## [REQUIRED TASK]
Print each line exactly as it is given.

[Stored data entries]
%%

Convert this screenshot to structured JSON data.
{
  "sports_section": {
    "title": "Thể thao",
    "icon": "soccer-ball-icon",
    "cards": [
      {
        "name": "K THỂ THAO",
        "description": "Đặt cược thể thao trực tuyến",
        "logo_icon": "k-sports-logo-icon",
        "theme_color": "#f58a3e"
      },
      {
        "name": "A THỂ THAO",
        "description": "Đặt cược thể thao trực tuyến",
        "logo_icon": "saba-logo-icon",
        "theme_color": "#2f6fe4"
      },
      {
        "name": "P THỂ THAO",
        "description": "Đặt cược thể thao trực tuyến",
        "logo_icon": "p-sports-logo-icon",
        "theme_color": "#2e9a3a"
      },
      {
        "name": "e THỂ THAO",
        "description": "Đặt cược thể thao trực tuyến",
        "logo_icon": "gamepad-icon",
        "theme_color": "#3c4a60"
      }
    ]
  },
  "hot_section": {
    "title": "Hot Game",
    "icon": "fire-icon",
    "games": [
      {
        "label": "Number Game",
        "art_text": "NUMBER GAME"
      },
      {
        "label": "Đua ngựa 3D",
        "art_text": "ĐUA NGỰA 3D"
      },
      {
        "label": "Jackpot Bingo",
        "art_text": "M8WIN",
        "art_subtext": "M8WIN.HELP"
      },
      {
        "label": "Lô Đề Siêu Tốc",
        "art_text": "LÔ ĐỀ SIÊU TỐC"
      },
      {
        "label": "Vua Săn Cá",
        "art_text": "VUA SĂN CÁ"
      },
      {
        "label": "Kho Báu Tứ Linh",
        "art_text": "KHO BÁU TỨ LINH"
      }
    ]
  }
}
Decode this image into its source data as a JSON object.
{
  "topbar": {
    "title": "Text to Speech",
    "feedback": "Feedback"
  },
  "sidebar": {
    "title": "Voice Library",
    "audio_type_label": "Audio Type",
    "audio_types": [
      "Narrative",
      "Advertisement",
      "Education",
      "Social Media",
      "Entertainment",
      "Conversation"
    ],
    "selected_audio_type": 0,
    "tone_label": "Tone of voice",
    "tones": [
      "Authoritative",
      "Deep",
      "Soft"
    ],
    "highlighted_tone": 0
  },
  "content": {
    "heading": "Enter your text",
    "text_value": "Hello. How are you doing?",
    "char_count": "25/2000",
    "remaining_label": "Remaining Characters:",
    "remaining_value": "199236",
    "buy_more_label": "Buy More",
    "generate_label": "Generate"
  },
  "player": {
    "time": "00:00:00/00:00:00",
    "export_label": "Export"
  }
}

%%

## [TASK RESPONSE]
Convert this screenshot to structured JSON data.
{
  "sports_section": {
    "title": "Thể thao",
    "icon": "soccer-ball-icon",
    "cards": [
      {
        "name": "K THỂ THAO",
        "description": "Đặt cược thể thao trực tuyến",
        "logo_icon": "k-sports-logo-icon",
        "theme_color": "#f58a3e"
      },
      {
        "name": "A THỂ THAO",
        "description": "Đặt cược thể thao trực tuyến",
        "logo_icon": "saba-logo-icon",
        "theme_color": "#2f6fe4"
      },
      {
        "name": "P THỂ THAO",
        "description": "Đặt cược thể thao trực tuyến",
        "logo_icon": "p-sports-logo-icon",
        "theme_color": "#2e9a3a"
      },
      {
        "name": "e THỂ THAO",
        "description": "Đặt cược thể thao trực tuyến",
        "logo_icon": "gamepad-icon",
        "theme_color": "#3c4a60"
      }
    ]
  },
  "hot_section": {
    "title": "Hot Game",
    "icon": "fire-icon",
    "games": [
      {
        "label": "Number Game",
        "art_text": "NUMBER GAME"
      },
      {
        "label": "Đua ngựa 3D",
        "art_text": "ĐUA NGỰA 3D"
      },
      {
        "label": "Jackpot Bingo",
        "art_text": "M8WIN",
        "art_subtext": "M8WIN.HELP"
      },
      {
        "label": "Lô Đề Siêu Tốc",
        "art_text": "LÔ ĐỀ SIÊU TỐC"
      },
      {
        "label": "Vua Săn Cá",
        "art_text": "VUA SĂN CÁ"
      },
      {
        "label": "Kho Báu Tứ Linh",
        "art_text": "KHO BÁU TỨ LINH"
      }
    ]
  }
}
Decode this image into its source data as a JSON object.
{
  "topbar": {
    "title": "Text to Speech",
    "feedback": "Feedback"
  },
  "sidebar": {
    "title": "Voice Library",
    "audio_type_label": "Audio Type",
    "audio_types": [
      "Narrative",
      "Advertisement",
      "Education",
      "Social Media",
      "Entertainment",
      "Conversation"
    ],
    "selected_audio_type": 0,
    "tone_label": "Tone of voice",
    "tones": [
      "Authoritative",
      "Deep",
      "Soft"
    ],
    "highlighted_tone": 0
  },
  "content": {
    "heading": "Enter your text",
    "text_value": "Hello. How are you doing?",
    "char_count": "25/2000",
    "remaining_label": "Remaining Characters:",
    "remaining_value": "199236",
    "buy_more_label": "Buy More",
    "generate_label": "Generate"
  },
  "player": {
    "time": "00:00:00/00:00:00",
    "export_label": "Export"
  }
}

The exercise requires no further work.